### Source passage
Method 2: Threading with requests

For simpler use cases or when working with synchronous libraries, threading can be effective:

import threading
import requests
from bs4 import BeautifulSoup
from concurrent.futures import ThreadPoolExecutor, as_completed
import time

class ThreadedScraper:
    def __init__(self, max_workers=10):
        self.max_workers = max_workers
        self.session = requests.Session()
        self.session.headers.update({
            'User-Agent': 'Mozilla/5.0 (compatible; scraper)'
        })

    def fetch_page(self, url):
        """Fetch a single page using requests"""
        try:
            response = self.session.get(url, timeout=30)
            if response.status_code == 200:
                return {'url': url, 'content': response.text, 'status': response.status_code}
            else:
                return {'url': url, 'content': None, 'status': response.status_code}
        except Exception as e:
            return {'url': url, 'content': None, 'error': str(e)}

    def scrape_urls(self, urls):
        """Scrape URLs using ThreadPoolExecutor"""
        results = []

        with ThreadPoolExecutor(max_workers=self.max_workers) as executor:
            # Submit all tasks
            future_to_url = {executor.submit(self.fetch_page, url): url for url in urls}

            # Process completed tasks
            for future in as_completed(future_to_url):
                result = future.result()
                results.append(result)

                # Optional: process result immediately
                if result.get('content'):
                    soup = BeautifulSoup(result['content'], 'html.parser')
                    title = soup.find('title')
                    print(f"Scraped: {result['url']} - Title: {title.text if title else 'No title'}")

        return results

# Usage
scraper = ThreadedScraper(max_workers=5)
urls = ['https://example.com/page1', 'https://example.com/page2']
results = scraper.scrape_urls(urls)

### Instruction a
From the spatial layout data records, copy the lines word for word, starting with the line containing "code-token: sender, (337, 301, 405, 315)" and going on through the line containing "508, 328, 524)", with both of those lines included.

Spatial layout data:
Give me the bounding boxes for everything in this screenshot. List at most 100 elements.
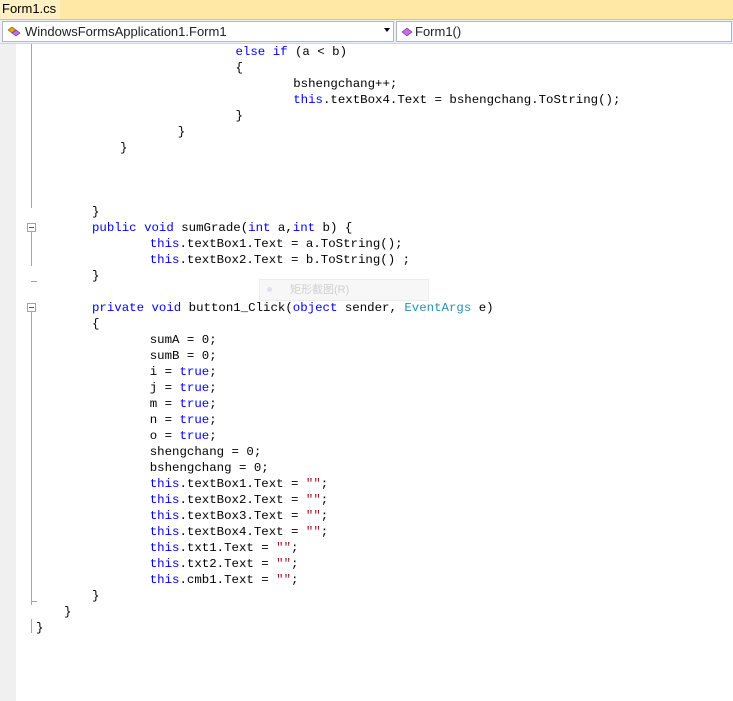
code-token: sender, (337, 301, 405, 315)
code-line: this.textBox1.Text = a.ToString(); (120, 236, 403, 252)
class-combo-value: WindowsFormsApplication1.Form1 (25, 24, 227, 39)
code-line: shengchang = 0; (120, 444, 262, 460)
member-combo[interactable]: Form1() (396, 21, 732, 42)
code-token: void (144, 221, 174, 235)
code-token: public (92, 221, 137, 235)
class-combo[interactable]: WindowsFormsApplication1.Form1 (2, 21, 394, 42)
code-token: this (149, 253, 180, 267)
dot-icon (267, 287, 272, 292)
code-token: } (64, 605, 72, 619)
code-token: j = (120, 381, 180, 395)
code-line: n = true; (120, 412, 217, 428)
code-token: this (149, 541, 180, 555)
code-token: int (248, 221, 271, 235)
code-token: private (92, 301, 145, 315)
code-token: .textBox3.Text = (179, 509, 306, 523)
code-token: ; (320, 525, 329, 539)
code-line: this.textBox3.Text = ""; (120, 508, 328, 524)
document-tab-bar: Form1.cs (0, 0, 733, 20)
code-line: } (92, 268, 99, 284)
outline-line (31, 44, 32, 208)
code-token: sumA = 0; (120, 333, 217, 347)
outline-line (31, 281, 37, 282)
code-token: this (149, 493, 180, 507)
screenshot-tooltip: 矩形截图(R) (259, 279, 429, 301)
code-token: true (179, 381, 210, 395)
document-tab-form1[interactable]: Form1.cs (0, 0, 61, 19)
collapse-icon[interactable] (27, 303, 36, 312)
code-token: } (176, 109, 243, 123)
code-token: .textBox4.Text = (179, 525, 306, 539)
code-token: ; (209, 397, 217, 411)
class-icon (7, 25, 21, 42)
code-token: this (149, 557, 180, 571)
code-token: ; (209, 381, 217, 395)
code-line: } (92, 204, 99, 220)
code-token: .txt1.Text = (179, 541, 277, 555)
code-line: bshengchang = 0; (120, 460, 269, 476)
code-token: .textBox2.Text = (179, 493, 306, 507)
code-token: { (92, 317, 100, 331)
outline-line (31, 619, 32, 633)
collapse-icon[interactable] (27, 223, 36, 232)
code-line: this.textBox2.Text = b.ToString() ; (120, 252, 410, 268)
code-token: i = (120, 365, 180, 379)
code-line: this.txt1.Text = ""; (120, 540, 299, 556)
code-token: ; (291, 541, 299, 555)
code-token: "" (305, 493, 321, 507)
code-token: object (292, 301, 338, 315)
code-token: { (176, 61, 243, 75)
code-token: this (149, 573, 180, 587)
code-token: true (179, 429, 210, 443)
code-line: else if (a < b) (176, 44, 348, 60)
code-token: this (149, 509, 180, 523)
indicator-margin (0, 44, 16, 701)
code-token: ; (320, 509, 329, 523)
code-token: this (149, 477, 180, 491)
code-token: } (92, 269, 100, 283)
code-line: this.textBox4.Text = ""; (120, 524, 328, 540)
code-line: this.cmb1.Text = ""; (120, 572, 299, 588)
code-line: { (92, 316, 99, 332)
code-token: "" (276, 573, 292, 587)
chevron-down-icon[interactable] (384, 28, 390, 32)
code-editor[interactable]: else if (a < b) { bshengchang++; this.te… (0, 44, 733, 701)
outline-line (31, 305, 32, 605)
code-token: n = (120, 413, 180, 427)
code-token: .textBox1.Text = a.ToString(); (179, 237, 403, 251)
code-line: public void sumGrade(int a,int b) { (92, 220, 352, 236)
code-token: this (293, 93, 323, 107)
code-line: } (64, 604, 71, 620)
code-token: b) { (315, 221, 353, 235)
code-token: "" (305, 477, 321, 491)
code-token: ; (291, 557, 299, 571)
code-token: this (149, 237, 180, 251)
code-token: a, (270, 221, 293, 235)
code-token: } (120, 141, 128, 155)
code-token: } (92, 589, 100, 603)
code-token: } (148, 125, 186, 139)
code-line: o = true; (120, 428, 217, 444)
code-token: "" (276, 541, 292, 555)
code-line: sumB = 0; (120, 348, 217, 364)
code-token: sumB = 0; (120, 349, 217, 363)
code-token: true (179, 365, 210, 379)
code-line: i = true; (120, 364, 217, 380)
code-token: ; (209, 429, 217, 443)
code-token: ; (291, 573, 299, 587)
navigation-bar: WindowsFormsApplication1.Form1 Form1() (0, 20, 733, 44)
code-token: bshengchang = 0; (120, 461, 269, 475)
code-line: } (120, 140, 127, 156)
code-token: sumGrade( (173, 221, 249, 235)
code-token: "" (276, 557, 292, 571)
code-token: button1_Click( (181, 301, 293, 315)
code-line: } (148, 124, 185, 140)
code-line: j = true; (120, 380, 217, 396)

### Instruction b
Answer these about the threading scraper example:
(i) What timeout value does the fetch_page method pass when it requests a page?
(ii) What default number of workers does the class constructor set?
(iii) How many workers does the usage code create the scraper with?

### Solution a
code-token: sender, (337, 301, 405, 315)
code-line: this.textBox1.Text = a.ToString(); (120, 236, 403, 252)
class-combo-value: WindowsFormsApplication1.Form1 (25, 24, 227, 39)
code-line: shengchang = 0; (120, 444, 262, 460)
member-combo[interactable]: Form1() (396, 21, 732, 42)
code-token: void (144, 221, 174, 235)
code-token: public (92, 221, 137, 235)
class-combo[interactable]: WindowsFormsApplication1.Form1 (2, 21, 394, 42)
code-token: this (149, 253, 180, 267)
dot-icon (267, 287, 272, 292)
code-token: } (64, 605, 72, 619)
code-token: j = (120, 381, 180, 395)
code-line: n = true; (120, 412, 217, 428)
code-token: this (149, 541, 180, 555)
code-token: int (248, 221, 271, 235)
code-token: private (92, 301, 145, 315)
code-token: .textBox3.Text = (179, 509, 306, 523)
code-token: ; (320, 525, 329, 539)
code-line: this.textBox3.Text = ""; (120, 508, 328, 524)

### Solution b
(i) 30
(ii) 10
(iii) 5